*TASK:* Check every line of the entries for "JSON", and copy the lines that hold it.

• • •

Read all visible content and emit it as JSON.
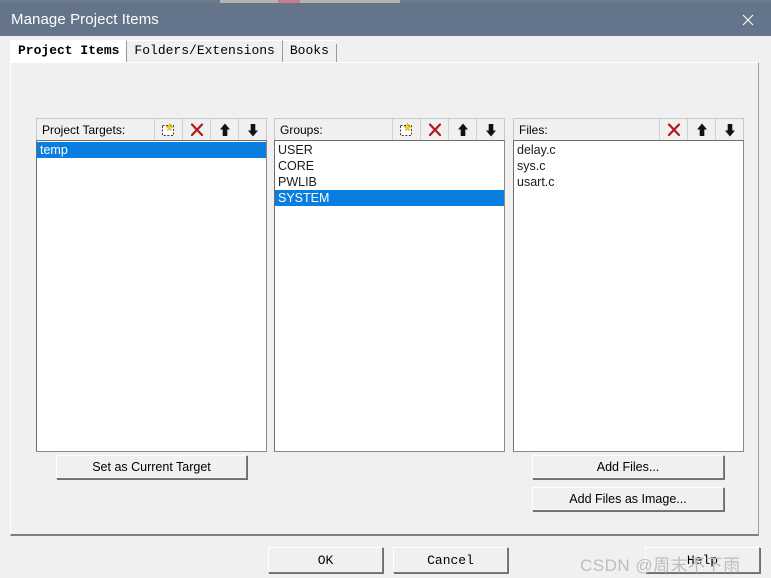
{
  "window": {
    "title": "Manage Project Items",
    "close_icon": "close-icon"
  },
  "tabs": [
    {
      "label": "Project Items",
      "active": true
    },
    {
      "label": "Folders/Extensions",
      "active": false
    },
    {
      "label": "Books",
      "active": false
    }
  ],
  "columns": {
    "targets": {
      "label": "Project Targets:",
      "tools": [
        "new-item-icon",
        "delete-icon",
        "move-up-icon",
        "move-down-icon"
      ],
      "items": [
        {
          "label": "temp",
          "selected": true
        }
      ]
    },
    "groups": {
      "label": "Groups:",
      "tools": [
        "new-item-icon",
        "delete-icon",
        "move-up-icon",
        "move-down-icon"
      ],
      "items": [
        {
          "label": "USER",
          "selected": false
        },
        {
          "label": "CORE",
          "selected": false
        },
        {
          "label": "PWLIB",
          "selected": false
        },
        {
          "label": "SYSTEM",
          "selected": true
        }
      ]
    },
    "files": {
      "label": "Files:",
      "tools": [
        "delete-icon",
        "move-up-icon",
        "move-down-icon"
      ],
      "items": [
        {
          "label": "delay.c",
          "selected": false
        },
        {
          "label": "sys.c",
          "selected": false
        },
        {
          "label": "usart.c",
          "selected": false
        }
      ]
    }
  },
  "actions": {
    "set_current_target": "Set as Current Target",
    "add_files": "Add Files...",
    "add_files_as_image": "Add Files as Image..."
  },
  "footer": {
    "ok": "OK",
    "cancel": "Cancel",
    "help": "Help"
  },
  "watermark": {
    "text": "CSDN @周末不下雨"
  },
  "colors": {
    "titlebar": "#64748b",
    "selection": "#0a7ee0",
    "dialog_bg": "#f0f0f0",
    "delete_icon": "#b01a1a"
  }
}
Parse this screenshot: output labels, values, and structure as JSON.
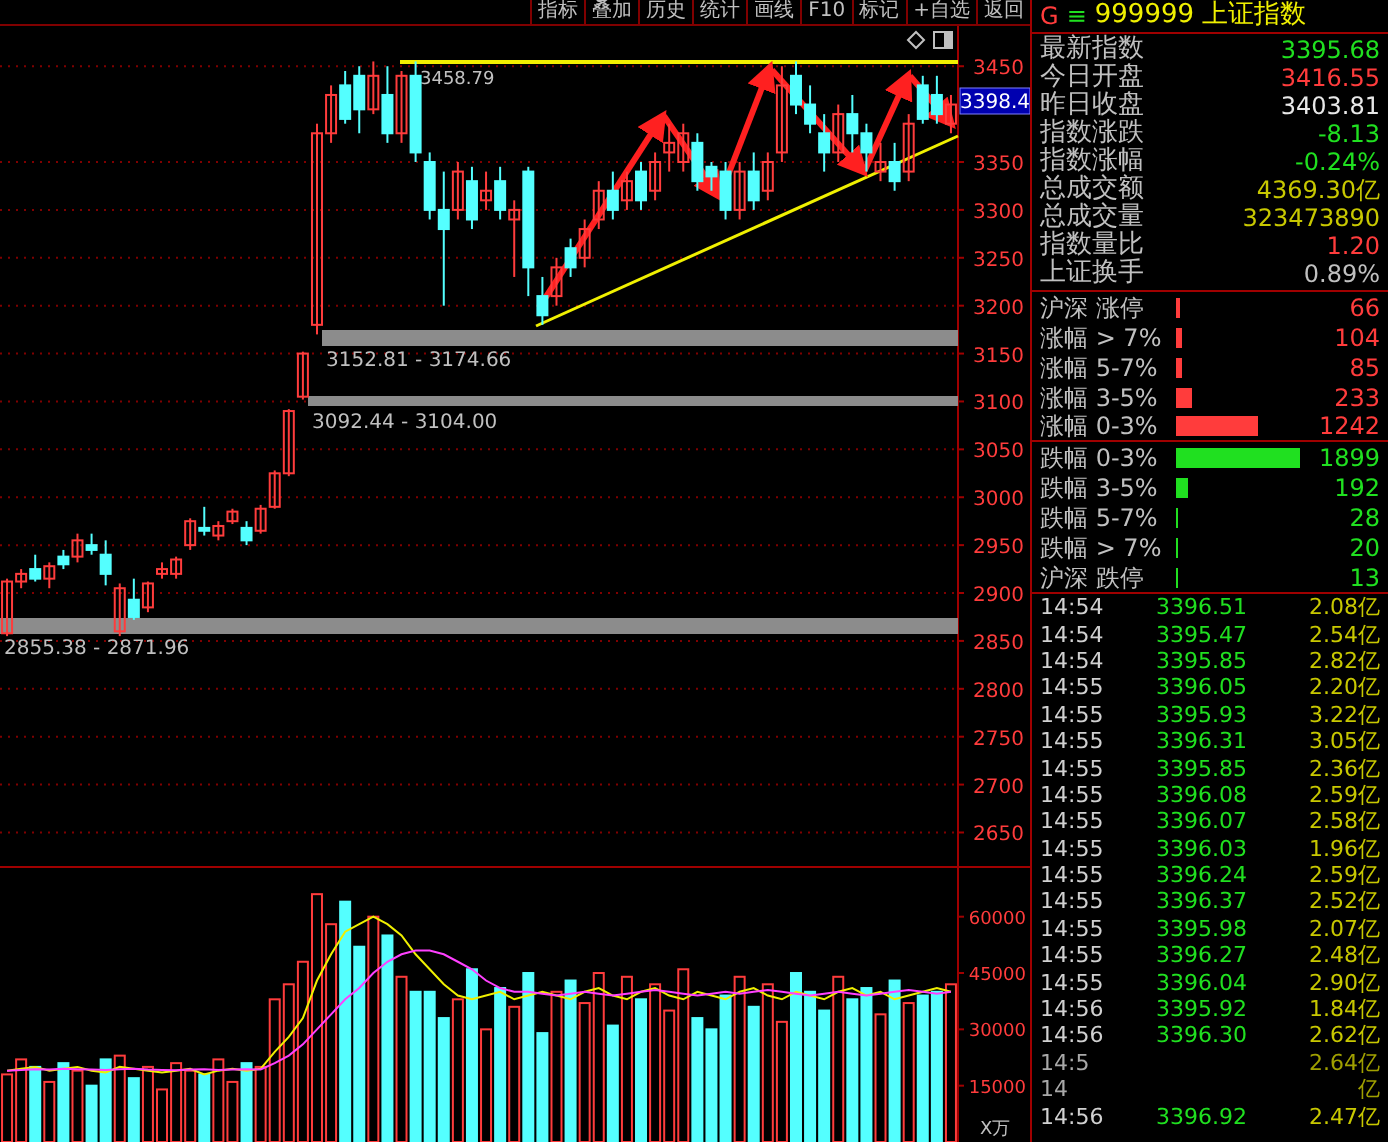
{
  "toolbar": [
    "指标",
    "叠加",
    "历史",
    "统计",
    "画线",
    "F10",
    "标记",
    "+自选",
    "返回"
  ],
  "high_label": "3458.79",
  "current_price": "3398.4",
  "price_chart": {
    "chart_data": {
      "type": "candlestick",
      "grid": true,
      "ylim": [
        2615,
        3492
      ],
      "yticks": [
        3450,
        3350,
        3300,
        3250,
        3200,
        3150,
        3100,
        3050,
        3000,
        2950,
        2900,
        2850,
        2800,
        2750,
        2700,
        2650
      ],
      "ohlc": [
        [
          2858,
          2915,
          2855,
          2912
        ],
        [
          2912,
          2925,
          2905,
          2920
        ],
        [
          2925,
          2940,
          2912,
          2915
        ],
        [
          2915,
          2932,
          2905,
          2928
        ],
        [
          2938,
          2945,
          2925,
          2930
        ],
        [
          2938,
          2962,
          2932,
          2955
        ],
        [
          2950,
          2962,
          2940,
          2945
        ],
        [
          2940,
          2955,
          2908,
          2920
        ],
        [
          2860,
          2910,
          2855,
          2905
        ],
        [
          2893,
          2915,
          2872,
          2875
        ],
        [
          2885,
          2912,
          2880,
          2910
        ],
        [
          2920,
          2932,
          2915,
          2925
        ],
        [
          2920,
          2938,
          2915,
          2935
        ],
        [
          2950,
          2978,
          2945,
          2975
        ],
        [
          2968,
          2990,
          2960,
          2965
        ],
        [
          2960,
          2975,
          2955,
          2970
        ],
        [
          2975,
          2988,
          2972,
          2985
        ],
        [
          2968,
          2975,
          2950,
          2955
        ],
        [
          2965,
          2992,
          2962,
          2988
        ],
        [
          2990,
          3028,
          2988,
          3025
        ],
        [
          3025,
          3092,
          3022,
          3090
        ],
        [
          3105,
          3152,
          3102,
          3150
        ],
        [
          3180,
          3390,
          3170,
          3380
        ],
        [
          3380,
          3430,
          3370,
          3420
        ],
        [
          3430,
          3445,
          3390,
          3395
        ],
        [
          3440,
          3450,
          3380,
          3405
        ],
        [
          3405,
          3455,
          3400,
          3440
        ],
        [
          3420,
          3450,
          3370,
          3380
        ],
        [
          3380,
          3445,
          3370,
          3440
        ],
        [
          3440,
          3455,
          3350,
          3360
        ],
        [
          3350,
          3360,
          3290,
          3300
        ],
        [
          3300,
          3340,
          3200,
          3280
        ],
        [
          3300,
          3350,
          3290,
          3340
        ],
        [
          3330,
          3345,
          3280,
          3290
        ],
        [
          3310,
          3340,
          3300,
          3320
        ],
        [
          3330,
          3345,
          3290,
          3300
        ],
        [
          3290,
          3310,
          3230,
          3300
        ],
        [
          3340,
          3345,
          3210,
          3240
        ],
        [
          3210,
          3230,
          3180,
          3190
        ],
        [
          3210,
          3250,
          3200,
          3240
        ],
        [
          3260,
          3270,
          3230,
          3240
        ],
        [
          3250,
          3290,
          3240,
          3280
        ],
        [
          3290,
          3330,
          3280,
          3320
        ],
        [
          3320,
          3340,
          3290,
          3300
        ],
        [
          3310,
          3340,
          3300,
          3330
        ],
        [
          3340,
          3350,
          3300,
          3310
        ],
        [
          3320,
          3360,
          3310,
          3350
        ],
        [
          3360,
          3390,
          3340,
          3370
        ],
        [
          3350,
          3390,
          3340,
          3380
        ],
        [
          3370,
          3380,
          3320,
          3330
        ],
        [
          3345,
          3350,
          3320,
          3335
        ],
        [
          3340,
          3350,
          3290,
          3300
        ],
        [
          3300,
          3350,
          3290,
          3340
        ],
        [
          3340,
          3360,
          3300,
          3310
        ],
        [
          3320,
          3360,
          3310,
          3350
        ],
        [
          3360,
          3450,
          3350,
          3430
        ],
        [
          3440,
          3455,
          3400,
          3410
        ],
        [
          3410,
          3430,
          3380,
          3390
        ],
        [
          3380,
          3400,
          3340,
          3360
        ],
        [
          3360,
          3410,
          3350,
          3400
        ],
        [
          3400,
          3420,
          3360,
          3380
        ],
        [
          3380,
          3390,
          3340,
          3360
        ],
        [
          3340,
          3370,
          3330,
          3350
        ],
        [
          3350,
          3370,
          3320,
          3330
        ],
        [
          3340,
          3400,
          3330,
          3390
        ],
        [
          3430,
          3440,
          3390,
          3395
        ],
        [
          3420,
          3440,
          3390,
          3400
        ],
        [
          3390,
          3420,
          3380,
          3410
        ]
      ]
    }
  },
  "zones": [
    {
      "label": "3152.81 - 3174.66"
    },
    {
      "label": "3092.44 - 3104.00"
    },
    {
      "label": "2855.38 - 2871.96"
    }
  ],
  "volume_chart": {
    "chart_data": {
      "type": "bar",
      "ylabel": "X万",
      "ylim": [
        0,
        73500
      ],
      "yticks": [
        60000,
        45000,
        30000,
        15000
      ],
      "series": [
        {
          "values": [
            18000,
            22000,
            20000,
            16000,
            21000,
            19000,
            15000,
            22000,
            23000,
            17000,
            20000,
            14000,
            21000,
            19000,
            18000,
            22000,
            16000,
            21000,
            20000,
            38000,
            42000,
            48000,
            66000,
            58000,
            64000,
            52000,
            60000,
            55000,
            44000,
            40000,
            40000,
            33000,
            38000,
            46000,
            30000,
            41000,
            36000,
            45000,
            29000,
            40000,
            43000,
            37000,
            45000,
            31000,
            44000,
            38000,
            42000,
            35000,
            46000,
            33000,
            30000,
            39000,
            44000,
            36000,
            42000,
            32000,
            45000,
            40000,
            35000,
            44000,
            38000,
            41000,
            34000,
            43000,
            37000,
            39000,
            40000,
            42000
          ]
        }
      ]
    }
  },
  "volume_average_chart": {
    "chart_data": {
      "type": "line",
      "ylim": [
        0,
        73500
      ],
      "series": [
        {
          "color": "#f0f000",
          "values": [
            19000,
            19500,
            20000,
            19000,
            19500,
            20000,
            19000,
            18500,
            20000,
            19500,
            19000,
            18500,
            19000,
            19500,
            18000,
            19000,
            19500,
            19000,
            19500,
            24000,
            28000,
            33000,
            43000,
            50000,
            56000,
            58000,
            60000,
            58000,
            55000,
            50000,
            46000,
            42000,
            39000,
            38000,
            39000,
            40000,
            38000,
            39000,
            40000,
            39000,
            38000,
            40000,
            41000,
            39000,
            38000,
            40000,
            41000,
            39000,
            38000,
            40000,
            39000,
            38000,
            40000,
            41000,
            39000,
            38000,
            40000,
            39000,
            38000,
            40000,
            41000,
            39000,
            40000,
            38000,
            39000,
            40000,
            41000,
            40000
          ]
        },
        {
          "color": "#ff40ff",
          "values": [
            19000,
            19200,
            19400,
            19300,
            19500,
            19400,
            19300,
            19200,
            19400,
            19500,
            19300,
            19200,
            19100,
            19300,
            19400,
            19200,
            19300,
            19400,
            19300,
            21000,
            23000,
            26000,
            30000,
            34000,
            38000,
            41000,
            45000,
            48000,
            50000,
            51000,
            51000,
            50000,
            48000,
            46000,
            43000,
            41000,
            40000,
            40000,
            39500,
            39000,
            39500,
            40000,
            39500,
            39000,
            39500,
            40000,
            40500,
            40000,
            39500,
            39000,
            39500,
            40000,
            39500,
            40000,
            40500,
            40000,
            39500,
            39000,
            39500,
            40000,
            39500,
            39000,
            39500,
            40000,
            40500,
            40000,
            39500,
            40000
          ]
        }
      ]
    }
  },
  "header": {
    "prefix": "G",
    "menu_glyph": "≡",
    "title": "999999 上证指数"
  },
  "stats": [
    {
      "label": "最新指数",
      "value": "3395.68",
      "color": "#20e020"
    },
    {
      "label": "今日开盘",
      "value": "3416.55",
      "color": "#ff3c3c"
    },
    {
      "label": "昨日收盘",
      "value": "3403.81",
      "color": "#e8e8e8"
    },
    {
      "label": "指数涨跌",
      "value": "-8.13",
      "color": "#20e020"
    },
    {
      "label": "指数涨幅",
      "value": "-0.24%",
      "color": "#20e020"
    },
    {
      "label": "总成交额",
      "value": "4369.30亿",
      "color": "#c8c800"
    },
    {
      "label": "总成交量",
      "value": "323473890",
      "color": "#c8c800"
    },
    {
      "label": "指数量比",
      "value": "1.20",
      "color": "#ff3c3c"
    },
    {
      "label": "上证换手",
      "value": "0.89%",
      "color": "#c0c0c0"
    }
  ],
  "breadth": [
    {
      "label": "沪深 涨停",
      "count": "66",
      "color": "#ff3c3c"
    },
    {
      "label": "涨幅 > 7%",
      "count": "104",
      "color": "#ff3c3c"
    },
    {
      "label": "涨幅 5-7%",
      "count": "85",
      "color": "#ff3c3c"
    },
    {
      "label": "涨幅 3-5%",
      "count": "233",
      "color": "#ff3c3c"
    },
    {
      "label": "涨幅 0-3%",
      "count": "1242",
      "color": "#ff3c3c"
    },
    {
      "label": "跌幅 0-3%",
      "count": "1899",
      "color": "#20e020"
    },
    {
      "label": "跌幅 3-5%",
      "count": "192",
      "color": "#20e020"
    },
    {
      "label": "跌幅 5-7%",
      "count": "28",
      "color": "#20e020"
    },
    {
      "label": "跌幅 > 7%",
      "count": "20",
      "color": "#20e020"
    },
    {
      "label": "沪深 跌停",
      "count": "13",
      "color": "#20e020"
    }
  ],
  "ticks": [
    {
      "time": "14:54",
      "price": "3396.51",
      "volume": "2.08亿"
    },
    {
      "time": "14:54",
      "price": "3395.47",
      "volume": "2.54亿"
    },
    {
      "time": "14:54",
      "price": "3395.85",
      "volume": "2.82亿"
    },
    {
      "time": "14:55",
      "price": "3396.05",
      "volume": "2.20亿"
    },
    {
      "time": "14:55",
      "price": "3395.93",
      "volume": "3.22亿"
    },
    {
      "time": "14:55",
      "price": "3396.31",
      "volume": "3.05亿"
    },
    {
      "time": "14:55",
      "price": "3395.85",
      "volume": "2.36亿"
    },
    {
      "time": "14:55",
      "price": "3396.08",
      "volume": "2.59亿"
    },
    {
      "time": "14:55",
      "price": "3396.07",
      "volume": "2.58亿"
    },
    {
      "time": "14:55",
      "price": "3396.03",
      "volume": "1.96亿"
    },
    {
      "time": "14:55",
      "price": "3396.24",
      "volume": "2.59亿"
    },
    {
      "time": "14:55",
      "price": "3396.37",
      "volume": "2.52亿"
    },
    {
      "time": "14:55",
      "price": "3395.98",
      "volume": "2.07亿"
    },
    {
      "time": "14:55",
      "price": "3396.27",
      "volume": "2.48亿"
    },
    {
      "time": "14:55",
      "price": "3396.04",
      "volume": "2.90亿"
    },
    {
      "time": "14:56",
      "price": "3395.92",
      "volume": "1.84亿"
    },
    {
      "time": "14:56",
      "price": "3396.30",
      "volume": "2.62亿"
    },
    {
      "time": "14:5",
      "volume": "2.64亿",
      "kind": "partial"
    },
    {
      "time": "14",
      "volume": "亿",
      "kind": "partial"
    },
    {
      "time": "14:56",
      "price": "3396.92",
      "volume": "2.47亿"
    }
  ]
}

• • •

*RESPONSE FOR THIS EXERCISE:*
Read all visible content and emit it as JSON.
Parse this screenshot: output labels, values, and structure as JSON.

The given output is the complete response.